#### Quoted text ####

Your voice matters.
Is writing about being a successful writer or is it about communicating a message?
Writers write to inform, guide, challenge, and create. For the purposes of this article, I will talk about one aspect of writing, the area of message, writing that is for the purpose of conveying a message. The non-fiction or fiction writer creates a message to sell an idea or to draw attention to a concept or societal problem. The message evolves over time. Soon it grows and gains a following. Most who have written a book that delivers a message, expect that their book will meet a need, grow a following, and address an area of concern with practical knowledge. Expertise in the field helps grow their “brand,” dispensing and detailing expert advice and knowledge they are able to offer their readership.

#### Supplied entries ####

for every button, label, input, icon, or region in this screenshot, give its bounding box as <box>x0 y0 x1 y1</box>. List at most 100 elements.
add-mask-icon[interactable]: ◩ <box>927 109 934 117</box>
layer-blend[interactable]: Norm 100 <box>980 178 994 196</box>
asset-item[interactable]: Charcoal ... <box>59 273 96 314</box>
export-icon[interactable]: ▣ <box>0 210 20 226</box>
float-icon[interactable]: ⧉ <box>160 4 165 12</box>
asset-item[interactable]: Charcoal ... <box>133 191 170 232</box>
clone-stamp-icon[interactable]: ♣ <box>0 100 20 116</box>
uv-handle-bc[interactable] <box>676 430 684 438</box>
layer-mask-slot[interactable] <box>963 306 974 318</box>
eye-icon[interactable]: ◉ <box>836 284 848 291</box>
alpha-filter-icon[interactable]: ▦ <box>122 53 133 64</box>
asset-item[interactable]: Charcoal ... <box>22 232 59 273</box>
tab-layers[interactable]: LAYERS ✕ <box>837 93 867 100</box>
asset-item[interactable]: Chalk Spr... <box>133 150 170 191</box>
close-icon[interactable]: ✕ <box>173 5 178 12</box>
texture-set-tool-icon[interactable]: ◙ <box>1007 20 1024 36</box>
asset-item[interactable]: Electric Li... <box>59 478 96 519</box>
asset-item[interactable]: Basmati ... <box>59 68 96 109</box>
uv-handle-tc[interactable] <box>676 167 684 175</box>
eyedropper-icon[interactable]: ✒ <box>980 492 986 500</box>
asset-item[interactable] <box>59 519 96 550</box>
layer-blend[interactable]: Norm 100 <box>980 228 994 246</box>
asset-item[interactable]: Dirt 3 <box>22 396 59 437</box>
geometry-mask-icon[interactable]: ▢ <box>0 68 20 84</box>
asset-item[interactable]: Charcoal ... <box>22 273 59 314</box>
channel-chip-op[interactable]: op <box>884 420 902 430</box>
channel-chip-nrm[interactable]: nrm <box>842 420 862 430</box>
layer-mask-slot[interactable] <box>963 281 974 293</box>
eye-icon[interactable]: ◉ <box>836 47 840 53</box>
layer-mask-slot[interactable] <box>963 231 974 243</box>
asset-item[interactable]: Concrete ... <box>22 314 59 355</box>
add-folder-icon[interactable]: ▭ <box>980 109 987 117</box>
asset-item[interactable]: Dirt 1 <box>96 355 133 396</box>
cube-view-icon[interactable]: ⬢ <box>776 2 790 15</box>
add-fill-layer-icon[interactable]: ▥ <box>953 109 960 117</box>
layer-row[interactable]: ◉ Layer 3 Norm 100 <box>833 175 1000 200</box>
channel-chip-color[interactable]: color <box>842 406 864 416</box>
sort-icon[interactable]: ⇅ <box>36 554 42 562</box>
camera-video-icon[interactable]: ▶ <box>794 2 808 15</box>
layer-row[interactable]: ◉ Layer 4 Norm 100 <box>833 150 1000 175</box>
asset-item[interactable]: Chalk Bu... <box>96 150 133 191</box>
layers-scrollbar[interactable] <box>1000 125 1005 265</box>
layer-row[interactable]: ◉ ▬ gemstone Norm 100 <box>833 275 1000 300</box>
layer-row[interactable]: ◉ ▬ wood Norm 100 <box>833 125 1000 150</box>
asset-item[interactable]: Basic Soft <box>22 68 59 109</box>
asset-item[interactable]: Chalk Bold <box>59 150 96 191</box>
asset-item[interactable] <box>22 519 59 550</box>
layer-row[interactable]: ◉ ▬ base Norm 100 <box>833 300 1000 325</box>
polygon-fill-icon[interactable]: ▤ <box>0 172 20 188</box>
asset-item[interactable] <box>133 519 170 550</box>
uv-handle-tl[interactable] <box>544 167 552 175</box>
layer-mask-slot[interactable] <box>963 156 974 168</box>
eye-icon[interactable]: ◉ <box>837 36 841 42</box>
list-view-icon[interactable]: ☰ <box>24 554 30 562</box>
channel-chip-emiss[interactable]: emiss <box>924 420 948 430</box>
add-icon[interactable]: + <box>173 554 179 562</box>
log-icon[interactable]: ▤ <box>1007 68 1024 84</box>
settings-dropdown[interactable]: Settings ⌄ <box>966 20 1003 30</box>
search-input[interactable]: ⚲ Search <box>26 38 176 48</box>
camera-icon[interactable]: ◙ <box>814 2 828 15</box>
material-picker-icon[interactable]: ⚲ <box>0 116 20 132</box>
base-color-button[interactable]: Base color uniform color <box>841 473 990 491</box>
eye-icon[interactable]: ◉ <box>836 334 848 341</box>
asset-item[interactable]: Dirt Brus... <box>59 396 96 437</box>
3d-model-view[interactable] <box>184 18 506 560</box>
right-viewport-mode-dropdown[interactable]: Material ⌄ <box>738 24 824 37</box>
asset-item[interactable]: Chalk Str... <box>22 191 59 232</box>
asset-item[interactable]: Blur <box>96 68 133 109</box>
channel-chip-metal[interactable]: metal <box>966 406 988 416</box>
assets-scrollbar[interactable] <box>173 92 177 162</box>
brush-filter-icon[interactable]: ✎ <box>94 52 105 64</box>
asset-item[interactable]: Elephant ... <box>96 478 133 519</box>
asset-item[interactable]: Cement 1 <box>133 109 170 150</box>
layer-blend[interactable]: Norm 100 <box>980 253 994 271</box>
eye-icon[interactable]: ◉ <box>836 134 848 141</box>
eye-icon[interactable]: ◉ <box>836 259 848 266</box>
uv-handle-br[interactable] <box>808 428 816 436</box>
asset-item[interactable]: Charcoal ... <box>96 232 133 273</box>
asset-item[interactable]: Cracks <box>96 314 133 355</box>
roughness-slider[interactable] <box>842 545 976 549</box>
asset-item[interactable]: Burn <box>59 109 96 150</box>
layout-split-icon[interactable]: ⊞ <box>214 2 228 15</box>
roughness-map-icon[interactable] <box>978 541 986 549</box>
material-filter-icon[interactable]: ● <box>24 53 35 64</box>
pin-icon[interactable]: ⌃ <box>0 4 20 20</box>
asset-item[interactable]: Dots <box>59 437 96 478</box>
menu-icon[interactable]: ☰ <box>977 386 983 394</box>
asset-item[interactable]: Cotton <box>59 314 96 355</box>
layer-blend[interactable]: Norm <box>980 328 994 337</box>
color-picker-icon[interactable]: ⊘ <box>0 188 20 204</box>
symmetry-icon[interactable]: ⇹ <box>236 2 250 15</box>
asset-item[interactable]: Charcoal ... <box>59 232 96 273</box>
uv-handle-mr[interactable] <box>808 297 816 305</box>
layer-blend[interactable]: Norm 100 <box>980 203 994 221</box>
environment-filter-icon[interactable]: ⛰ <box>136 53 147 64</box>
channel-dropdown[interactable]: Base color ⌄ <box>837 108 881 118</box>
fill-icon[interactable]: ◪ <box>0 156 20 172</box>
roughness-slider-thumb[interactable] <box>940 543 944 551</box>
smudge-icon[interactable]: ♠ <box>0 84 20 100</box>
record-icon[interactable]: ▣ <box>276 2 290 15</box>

####

▸ Set tasks:
1. Answer these from the article on message writing:
(a) What four things does the article say writers write to do?
(b) According to the article, what happens to the message over time?
(c) What does expertise in the field help grow?
2. In one to three sentences, explain how the article on message writing says expertise in the field helps a writer grow their brand.
3. Carry on the article on message writing from its last sentence.

▸ Exercise answers:
1.
(a) To inform, guide, challenge, and create.
(b) It evolves, grows, and gains a following.
(c) The writer's "brand."

2. Expertise lets the writer dispense and detail expert advice and knowledge. The writer can then offer that advice and knowledge to their readership, and this helps grow their brand.

3.
However, writing is not only about becoming successful, creating a name for yourself, or building a following. I think not. Those things are part of the deal but not the most important element. I think, quite possibly, we have created a monster by the way we look at publishing these days. Established authors panic when their numbers aren’t up as if their worth as a writer is linked to positive rankings. This concerns me. I sense a desperation in some writer’s blogs as they implore their readers to participate in some activity to help them succeed in a measurable high-volume way. It is starting to become a turn-off. It brings to mind an apt analogy. It is somewhat like a pastor who measures success by the members in attendance, be they low—he’s done poorly, be they high—he’s done well, forgetting that the message is multiplied in the listener and cannot be statistically proven. Some writers may never see the impact of their writing, but future generations may find their nuggets of value, recognized in the truths written long before these author’s became known for their writings.
Message-driven writing is about passion. It is about having something to say that is worth saying, something that the writer believes has merit and value. Their writing has an objective. Writing is communicating big ideas in carefully crafted wordings. Writing is speaking with a musicality endearing to the reader causing them to want more. Writing with substance is to take writing to a level of purposed endeavor which will influence and create something lasting for its intended audience.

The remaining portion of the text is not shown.